- TASK: Your task is to write out the lines from the line containing "OCR this image." through the last line of the material, exactly.

Saved entries

-.-.-

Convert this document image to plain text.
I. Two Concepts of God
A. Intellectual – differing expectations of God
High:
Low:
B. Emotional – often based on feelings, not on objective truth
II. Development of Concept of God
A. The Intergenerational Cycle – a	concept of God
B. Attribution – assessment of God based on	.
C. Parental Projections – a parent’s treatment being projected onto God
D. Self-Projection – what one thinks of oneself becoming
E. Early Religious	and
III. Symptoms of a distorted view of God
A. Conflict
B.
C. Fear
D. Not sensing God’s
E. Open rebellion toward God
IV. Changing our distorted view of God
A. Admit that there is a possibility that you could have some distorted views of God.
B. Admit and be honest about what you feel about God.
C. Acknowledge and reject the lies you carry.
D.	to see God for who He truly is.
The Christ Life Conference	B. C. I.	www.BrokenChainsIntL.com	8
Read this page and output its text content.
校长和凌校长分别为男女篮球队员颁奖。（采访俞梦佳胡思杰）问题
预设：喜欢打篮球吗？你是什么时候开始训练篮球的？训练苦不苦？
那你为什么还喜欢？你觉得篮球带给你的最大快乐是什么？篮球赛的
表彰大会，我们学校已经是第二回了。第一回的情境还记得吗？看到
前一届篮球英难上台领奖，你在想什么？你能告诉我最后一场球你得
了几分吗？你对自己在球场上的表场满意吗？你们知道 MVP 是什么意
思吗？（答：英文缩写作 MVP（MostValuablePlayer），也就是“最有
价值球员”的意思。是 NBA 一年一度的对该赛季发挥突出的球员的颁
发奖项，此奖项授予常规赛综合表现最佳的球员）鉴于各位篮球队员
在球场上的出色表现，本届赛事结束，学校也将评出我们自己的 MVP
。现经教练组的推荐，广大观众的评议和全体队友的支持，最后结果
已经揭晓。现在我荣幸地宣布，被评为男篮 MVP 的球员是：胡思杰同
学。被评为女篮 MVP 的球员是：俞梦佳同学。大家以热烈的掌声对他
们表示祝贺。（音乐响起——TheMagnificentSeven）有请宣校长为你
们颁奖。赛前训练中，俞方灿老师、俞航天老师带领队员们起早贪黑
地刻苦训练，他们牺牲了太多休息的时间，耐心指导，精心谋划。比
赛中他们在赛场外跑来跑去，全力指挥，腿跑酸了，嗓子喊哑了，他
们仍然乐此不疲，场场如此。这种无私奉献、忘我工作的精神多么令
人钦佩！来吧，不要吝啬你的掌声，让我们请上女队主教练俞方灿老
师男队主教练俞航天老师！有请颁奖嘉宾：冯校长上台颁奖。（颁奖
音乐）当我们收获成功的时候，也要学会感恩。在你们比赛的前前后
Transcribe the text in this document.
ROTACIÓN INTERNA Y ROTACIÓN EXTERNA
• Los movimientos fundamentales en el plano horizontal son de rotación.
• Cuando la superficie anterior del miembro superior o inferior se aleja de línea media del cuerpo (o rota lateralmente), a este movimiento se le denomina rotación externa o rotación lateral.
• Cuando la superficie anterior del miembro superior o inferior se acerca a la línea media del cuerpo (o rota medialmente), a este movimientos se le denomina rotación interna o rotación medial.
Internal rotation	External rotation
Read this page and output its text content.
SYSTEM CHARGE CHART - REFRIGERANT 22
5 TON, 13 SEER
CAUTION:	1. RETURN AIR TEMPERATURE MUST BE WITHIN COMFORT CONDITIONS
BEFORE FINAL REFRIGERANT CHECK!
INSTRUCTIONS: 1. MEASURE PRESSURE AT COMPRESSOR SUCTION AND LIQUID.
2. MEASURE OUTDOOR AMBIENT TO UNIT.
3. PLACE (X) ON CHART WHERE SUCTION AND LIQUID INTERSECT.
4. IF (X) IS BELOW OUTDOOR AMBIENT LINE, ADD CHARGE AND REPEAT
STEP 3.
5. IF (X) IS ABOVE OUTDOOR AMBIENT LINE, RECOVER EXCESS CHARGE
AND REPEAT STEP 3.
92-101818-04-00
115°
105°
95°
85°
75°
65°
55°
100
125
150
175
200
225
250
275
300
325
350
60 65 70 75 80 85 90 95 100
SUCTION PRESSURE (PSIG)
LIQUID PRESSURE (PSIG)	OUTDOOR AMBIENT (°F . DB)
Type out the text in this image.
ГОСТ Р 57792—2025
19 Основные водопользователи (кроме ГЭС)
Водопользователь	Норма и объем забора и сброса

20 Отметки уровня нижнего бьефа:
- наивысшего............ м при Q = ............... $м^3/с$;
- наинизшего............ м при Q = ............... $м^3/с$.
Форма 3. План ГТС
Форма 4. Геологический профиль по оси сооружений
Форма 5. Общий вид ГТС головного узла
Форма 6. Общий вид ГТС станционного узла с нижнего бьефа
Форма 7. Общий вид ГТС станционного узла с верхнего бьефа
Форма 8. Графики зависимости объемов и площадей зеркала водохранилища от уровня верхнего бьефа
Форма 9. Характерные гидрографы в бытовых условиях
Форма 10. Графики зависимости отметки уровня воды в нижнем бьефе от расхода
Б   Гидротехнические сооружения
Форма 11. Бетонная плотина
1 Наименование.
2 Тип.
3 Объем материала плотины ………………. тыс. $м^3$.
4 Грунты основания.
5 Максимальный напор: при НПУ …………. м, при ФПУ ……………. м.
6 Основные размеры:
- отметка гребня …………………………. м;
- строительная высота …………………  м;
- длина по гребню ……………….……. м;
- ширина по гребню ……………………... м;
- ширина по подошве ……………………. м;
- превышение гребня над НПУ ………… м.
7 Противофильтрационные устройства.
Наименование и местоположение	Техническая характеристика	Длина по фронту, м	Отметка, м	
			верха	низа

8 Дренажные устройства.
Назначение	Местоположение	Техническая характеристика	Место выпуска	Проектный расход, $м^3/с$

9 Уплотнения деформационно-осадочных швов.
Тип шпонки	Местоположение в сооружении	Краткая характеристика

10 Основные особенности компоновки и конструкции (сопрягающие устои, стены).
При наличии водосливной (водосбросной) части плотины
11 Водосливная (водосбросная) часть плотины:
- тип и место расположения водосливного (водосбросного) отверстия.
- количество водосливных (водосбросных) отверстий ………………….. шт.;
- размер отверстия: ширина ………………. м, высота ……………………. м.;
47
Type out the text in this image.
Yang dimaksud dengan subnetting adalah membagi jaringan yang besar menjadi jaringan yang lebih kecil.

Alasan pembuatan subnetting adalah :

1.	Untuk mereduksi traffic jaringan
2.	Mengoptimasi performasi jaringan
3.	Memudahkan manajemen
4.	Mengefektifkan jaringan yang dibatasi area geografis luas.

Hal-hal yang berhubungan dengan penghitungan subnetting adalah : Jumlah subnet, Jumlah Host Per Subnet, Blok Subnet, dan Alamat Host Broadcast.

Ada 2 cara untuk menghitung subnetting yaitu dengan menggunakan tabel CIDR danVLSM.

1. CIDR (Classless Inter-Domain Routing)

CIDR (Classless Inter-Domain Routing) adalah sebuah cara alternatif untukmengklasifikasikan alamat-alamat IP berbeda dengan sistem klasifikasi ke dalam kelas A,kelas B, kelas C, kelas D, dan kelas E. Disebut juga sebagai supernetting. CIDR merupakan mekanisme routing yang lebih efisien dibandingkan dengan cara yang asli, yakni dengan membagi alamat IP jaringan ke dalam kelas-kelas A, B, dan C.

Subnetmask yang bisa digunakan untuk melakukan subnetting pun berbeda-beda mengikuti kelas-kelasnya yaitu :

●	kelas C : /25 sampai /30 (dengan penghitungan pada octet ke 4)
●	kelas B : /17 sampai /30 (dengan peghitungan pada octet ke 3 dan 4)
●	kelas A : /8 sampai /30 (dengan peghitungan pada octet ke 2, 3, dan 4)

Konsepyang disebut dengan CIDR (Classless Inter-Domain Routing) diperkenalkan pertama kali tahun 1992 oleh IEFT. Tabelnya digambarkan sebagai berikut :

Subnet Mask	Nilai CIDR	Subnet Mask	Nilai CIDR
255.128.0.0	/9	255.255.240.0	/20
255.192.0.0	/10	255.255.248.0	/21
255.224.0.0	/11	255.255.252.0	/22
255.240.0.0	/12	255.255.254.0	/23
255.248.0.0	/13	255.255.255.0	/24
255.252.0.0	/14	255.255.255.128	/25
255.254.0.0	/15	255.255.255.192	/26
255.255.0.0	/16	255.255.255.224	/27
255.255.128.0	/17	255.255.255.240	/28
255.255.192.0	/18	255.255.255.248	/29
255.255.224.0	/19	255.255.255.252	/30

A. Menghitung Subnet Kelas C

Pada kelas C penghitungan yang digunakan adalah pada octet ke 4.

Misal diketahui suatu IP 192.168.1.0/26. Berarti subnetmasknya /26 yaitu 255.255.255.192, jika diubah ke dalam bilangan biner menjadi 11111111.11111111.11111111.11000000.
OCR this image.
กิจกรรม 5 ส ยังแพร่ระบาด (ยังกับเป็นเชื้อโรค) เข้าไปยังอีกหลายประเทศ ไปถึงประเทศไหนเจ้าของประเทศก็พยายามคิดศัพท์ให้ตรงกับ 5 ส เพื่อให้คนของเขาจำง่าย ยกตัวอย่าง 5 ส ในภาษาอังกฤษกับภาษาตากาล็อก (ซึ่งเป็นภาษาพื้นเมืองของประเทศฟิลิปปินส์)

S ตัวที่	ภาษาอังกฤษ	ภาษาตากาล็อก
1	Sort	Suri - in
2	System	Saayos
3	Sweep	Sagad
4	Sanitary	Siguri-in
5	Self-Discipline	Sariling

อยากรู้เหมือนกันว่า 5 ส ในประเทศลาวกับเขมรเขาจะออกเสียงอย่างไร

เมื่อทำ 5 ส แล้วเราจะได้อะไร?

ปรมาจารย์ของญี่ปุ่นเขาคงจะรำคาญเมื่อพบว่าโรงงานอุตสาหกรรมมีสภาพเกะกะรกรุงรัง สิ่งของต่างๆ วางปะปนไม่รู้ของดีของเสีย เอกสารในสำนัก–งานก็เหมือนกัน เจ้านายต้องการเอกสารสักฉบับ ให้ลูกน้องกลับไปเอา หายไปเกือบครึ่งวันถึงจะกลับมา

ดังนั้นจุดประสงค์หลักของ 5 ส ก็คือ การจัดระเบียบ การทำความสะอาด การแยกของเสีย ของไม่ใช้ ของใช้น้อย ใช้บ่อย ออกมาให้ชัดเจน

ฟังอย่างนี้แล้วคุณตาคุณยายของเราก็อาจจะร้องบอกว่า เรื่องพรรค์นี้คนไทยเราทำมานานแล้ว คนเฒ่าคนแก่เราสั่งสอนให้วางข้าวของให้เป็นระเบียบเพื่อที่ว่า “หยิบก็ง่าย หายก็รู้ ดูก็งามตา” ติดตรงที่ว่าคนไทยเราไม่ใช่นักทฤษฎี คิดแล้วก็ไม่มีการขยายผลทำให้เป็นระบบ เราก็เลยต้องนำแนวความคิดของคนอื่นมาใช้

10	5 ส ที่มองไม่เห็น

-.-.-

- ANSWER TO THIS PROBLEM:
OCR this image.
กิจกรรม 5 ส ยังแพร่ระบาด (ยังกับเป็นเชื้อโรค) เข้าไปยังอีกหลายประเทศ ไปถึงประเทศไหนเจ้าของประเทศก็พยายามคิดศัพท์ให้ตรงกับ 5 ส เพื่อให้คนของเขาจำง่าย ยกตัวอย่าง 5 ส ในภาษาอังกฤษกับภาษาตากาล็อก (ซึ่งเป็นภาษาพื้นเมืองของประเทศฟิลิปปินส์)

S ตัวที่	ภาษาอังกฤษ	ภาษาตากาล็อก
1	Sort	Suri - in
2	System	Saayos
3	Sweep	Sagad
4	Sanitary	Siguri-in
5	Self-Discipline	Sariling

อยากรู้เหมือนกันว่า 5 ส ในประเทศลาวกับเขมรเขาจะออกเสียงอย่างไร

เมื่อทำ 5 ส แล้วเราจะได้อะไร?

ปรมาจารย์ของญี่ปุ่นเขาคงจะรำคาญเมื่อพบว่าโรงงานอุตสาหกรรมมีสภาพเกะกะรกรุงรัง สิ่งของต่างๆ วางปะปนไม่รู้ของดีของเสีย เอกสารในสำนัก–งานก็เหมือนกัน เจ้านายต้องการเอกสารสักฉบับ ให้ลูกน้องกลับไปเอา หายไปเกือบครึ่งวันถึงจะกลับมา

ดังนั้นจุดประสงค์หลักของ 5 ส ก็คือ การจัดระเบียบ การทำความสะอาด การแยกของเสีย ของไม่ใช้ ของใช้น้อย ใช้บ่อย ออกมาให้ชัดเจน

ฟังอย่างนี้แล้วคุณตาคุณยายของเราก็อาจจะร้องบอกว่า เรื่องพรรค์นี้คนไทยเราทำมานานแล้ว คนเฒ่าคนแก่เราสั่งสอนให้วางข้าวของให้เป็นระเบียบเพื่อที่ว่า “หยิบก็ง่าย หายก็รู้ ดูก็งามตา” ติดตรงที่ว่าคนไทยเราไม่ใช่นักทฤษฎี คิดแล้วก็ไม่มีการขยายผลทำให้เป็นระบบ เราก็เลยต้องนำแนวความคิดของคนอื่นมาใช้

10	5 ส ที่มองไม่เห็น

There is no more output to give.